Task directions. Omit the pictures and output every entry below exactly as written.

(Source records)
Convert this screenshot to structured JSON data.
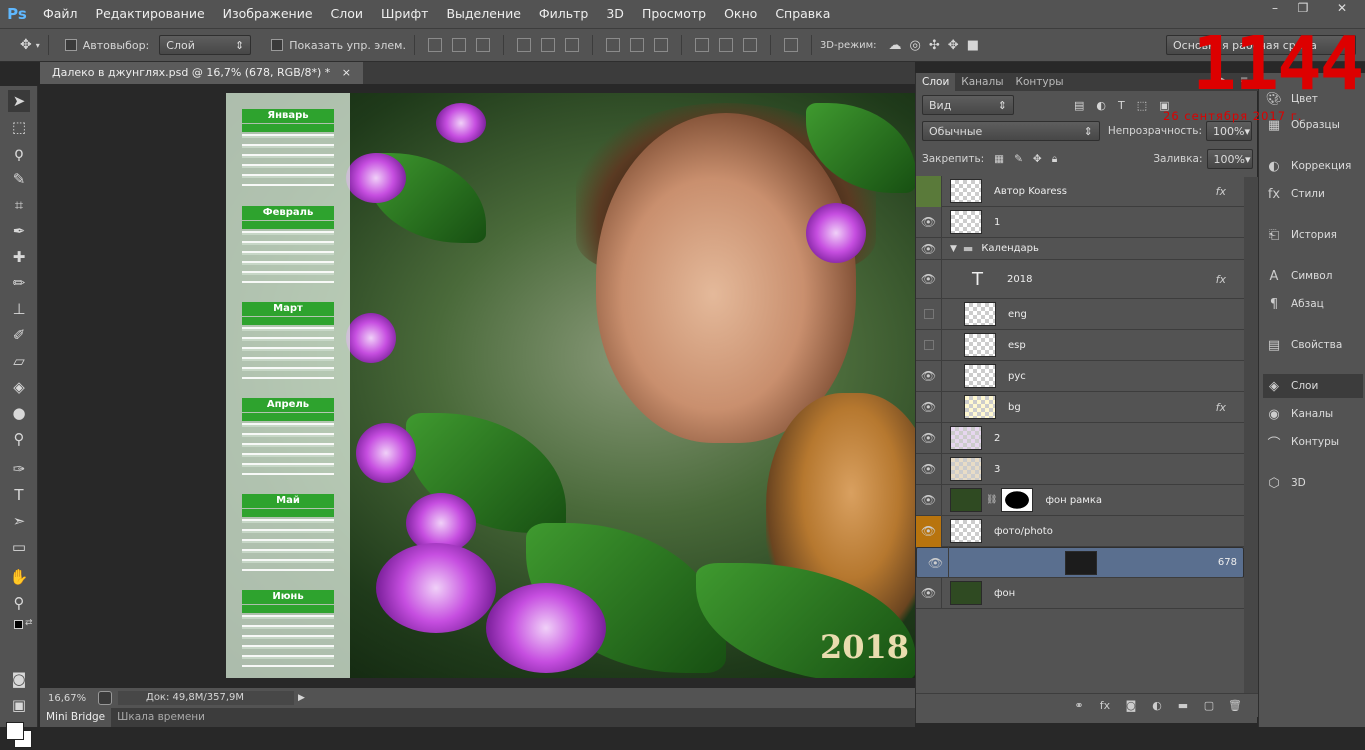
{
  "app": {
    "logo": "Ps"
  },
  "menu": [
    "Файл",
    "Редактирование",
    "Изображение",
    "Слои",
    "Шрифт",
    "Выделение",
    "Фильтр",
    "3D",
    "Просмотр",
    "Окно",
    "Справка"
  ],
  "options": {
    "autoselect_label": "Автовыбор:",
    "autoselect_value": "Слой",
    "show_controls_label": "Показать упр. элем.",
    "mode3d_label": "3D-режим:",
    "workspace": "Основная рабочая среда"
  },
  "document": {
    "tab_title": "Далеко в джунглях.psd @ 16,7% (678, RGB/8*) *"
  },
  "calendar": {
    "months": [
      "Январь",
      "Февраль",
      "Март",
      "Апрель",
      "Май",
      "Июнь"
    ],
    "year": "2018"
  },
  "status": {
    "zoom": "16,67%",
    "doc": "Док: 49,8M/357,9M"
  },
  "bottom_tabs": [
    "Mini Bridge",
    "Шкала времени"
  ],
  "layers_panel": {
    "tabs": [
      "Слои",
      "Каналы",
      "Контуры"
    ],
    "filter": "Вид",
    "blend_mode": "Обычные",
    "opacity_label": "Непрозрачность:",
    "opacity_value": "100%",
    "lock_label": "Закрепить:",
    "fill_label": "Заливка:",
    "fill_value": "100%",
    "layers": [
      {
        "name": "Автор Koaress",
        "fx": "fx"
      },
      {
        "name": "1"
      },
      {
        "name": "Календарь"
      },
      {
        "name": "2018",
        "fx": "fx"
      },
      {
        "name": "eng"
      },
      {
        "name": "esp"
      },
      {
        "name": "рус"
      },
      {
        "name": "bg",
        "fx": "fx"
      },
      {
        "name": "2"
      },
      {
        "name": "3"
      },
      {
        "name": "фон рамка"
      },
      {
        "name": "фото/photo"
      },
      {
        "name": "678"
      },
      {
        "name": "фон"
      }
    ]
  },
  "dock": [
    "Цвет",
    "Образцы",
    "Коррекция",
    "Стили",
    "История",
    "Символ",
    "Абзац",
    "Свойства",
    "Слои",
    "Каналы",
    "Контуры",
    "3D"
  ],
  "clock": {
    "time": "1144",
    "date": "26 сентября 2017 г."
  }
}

Result below.
Convert this screenshot to structured JSON data.
{
  "app": {
    "logo": "Ps"
  },
  "menu": [
    "Файл",
    "Редактирование",
    "Изображение",
    "Слои",
    "Шрифт",
    "Выделение",
    "Фильтр",
    "3D",
    "Просмотр",
    "Окно",
    "Справка"
  ],
  "options": {
    "autoselect_label": "Автовыбор:",
    "autoselect_value": "Слой",
    "show_controls_label": "Показать упр. элем.",
    "mode3d_label": "3D-режим:",
    "workspace": "Основная рабочая среда"
  },
  "document": {
    "tab_title": "Далеко в джунглях.psd @ 16,7% (678, RGB/8*) *"
  },
  "calendar": {
    "months": [
      "Январь",
      "Февраль",
      "Март",
      "Апрель",
      "Май",
      "Июнь"
    ],
    "year": "2018"
  },
  "status": {
    "zoom": "16,67%",
    "doc": "Док: 49,8M/357,9M"
  },
  "bottom_tabs": [
    "Mini Bridge",
    "Шкала времени"
  ],
  "layers_panel": {
    "tabs": [
      "Слои",
      "Каналы",
      "Контуры"
    ],
    "filter": "Вид",
    "blend_mode": "Обычные",
    "opacity_label": "Непрозрачность:",
    "opacity_value": "100%",
    "lock_label": "Закрепить:",
    "fill_label": "Заливка:",
    "fill_value": "100%",
    "layers": [
      {
        "name": "Автор Koaress",
        "fx": "fx"
      },
      {
        "name": "1"
      },
      {
        "name": "Календарь"
      },
      {
        "name": "2018",
        "fx": "fx"
      },
      {
        "name": "eng"
      },
      {
        "name": "esp"
      },
      {
        "name": "рус"
      },
      {
        "name": "bg",
        "fx": "fx"
      },
      {
        "name": "2"
      },
      {
        "name": "3"
      },
      {
        "name": "фон рамка"
      },
      {
        "name": "фото/photo"
      },
      {
        "name": "678"
      },
      {
        "name": "фон"
      }
    ]
  },
  "dock": [
    "Цвет",
    "Образцы",
    "Коррекция",
    "Стили",
    "История",
    "Символ",
    "Абзац",
    "Свойства",
    "Слои",
    "Каналы",
    "Контуры",
    "3D"
  ],
  "clock": {
    "time": "1144",
    "date": "26 сентября 2017 г."
  }
}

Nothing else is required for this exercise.